GIVEN ENTRIES
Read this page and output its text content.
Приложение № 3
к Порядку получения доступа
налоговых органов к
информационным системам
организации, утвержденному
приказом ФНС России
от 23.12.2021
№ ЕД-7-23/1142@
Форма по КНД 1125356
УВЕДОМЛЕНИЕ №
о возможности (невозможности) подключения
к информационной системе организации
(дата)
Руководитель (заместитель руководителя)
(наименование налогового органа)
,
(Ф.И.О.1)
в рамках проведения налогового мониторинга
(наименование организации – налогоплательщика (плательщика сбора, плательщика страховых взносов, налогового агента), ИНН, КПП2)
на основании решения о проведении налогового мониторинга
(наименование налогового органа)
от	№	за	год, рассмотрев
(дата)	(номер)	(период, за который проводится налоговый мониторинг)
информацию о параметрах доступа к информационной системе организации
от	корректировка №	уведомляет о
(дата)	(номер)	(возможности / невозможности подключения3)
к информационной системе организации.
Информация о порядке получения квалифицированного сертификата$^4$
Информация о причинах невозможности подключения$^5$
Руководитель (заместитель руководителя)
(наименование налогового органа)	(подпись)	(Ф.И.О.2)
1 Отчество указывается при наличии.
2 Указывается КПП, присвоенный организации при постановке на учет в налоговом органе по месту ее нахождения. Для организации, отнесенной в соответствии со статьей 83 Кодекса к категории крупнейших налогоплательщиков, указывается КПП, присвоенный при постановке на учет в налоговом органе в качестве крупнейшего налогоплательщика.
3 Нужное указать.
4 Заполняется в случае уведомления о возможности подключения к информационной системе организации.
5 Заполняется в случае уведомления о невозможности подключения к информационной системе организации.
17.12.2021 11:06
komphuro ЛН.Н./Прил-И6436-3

TASK BRIEF
Once more, set down the full listing, verbatim.

EXERCISE OUTPUT
Read this page and output its text content.
Приложение № 3
к Порядку получения доступа
налоговых органов к
информационным системам
организации, утвержденному
приказом ФНС России
от 23.12.2021
№ ЕД-7-23/1142@
Форма по КНД 1125356
УВЕДОМЛЕНИЕ №
о возможности (невозможности) подключения
к информационной системе организации
(дата)
Руководитель (заместитель руководителя)
(наименование налогового органа)
,
(Ф.И.О.1)
в рамках проведения налогового мониторинга
(наименование организации – налогоплательщика (плательщика сбора, плательщика страховых взносов, налогового агента), ИНН, КПП2)
на основании решения о проведении налогового мониторинга
(наименование налогового органа)
от	№	за	год, рассмотрев
(дата)	(номер)	(период, за который проводится налоговый мониторинг)
информацию о параметрах доступа к информационной системе организации
от	корректировка №	уведомляет о
(дата)	(номер)	(возможности / невозможности подключения3)
к информационной системе организации.
Информация о порядке получения квалифицированного сертификата$^4$
Информация о причинах невозможности подключения$^5$
Руководитель (заместитель руководителя)
(наименование налогового органа)	(подпись)	(Ф.И.О.2)
1 Отчество указывается при наличии.
2 Указывается КПП, присвоенный организации при постановке на учет в налоговом органе по месту ее нахождения. Для организации, отнесенной в соответствии со статьей 83 Кодекса к категории крупнейших налогоплательщиков, указывается КПП, присвоенный при постановке на учет в налоговом органе в качестве крупнейшего налогоплательщика.
3 Нужное указать.
4 Заполняется в случае уведомления о возможности подключения к информационной системе организации.
5 Заполняется в случае уведомления о невозможности подключения к информационной системе организации.
17.12.2021 11:06
komphuro ЛН.Н./Прил-И6436-3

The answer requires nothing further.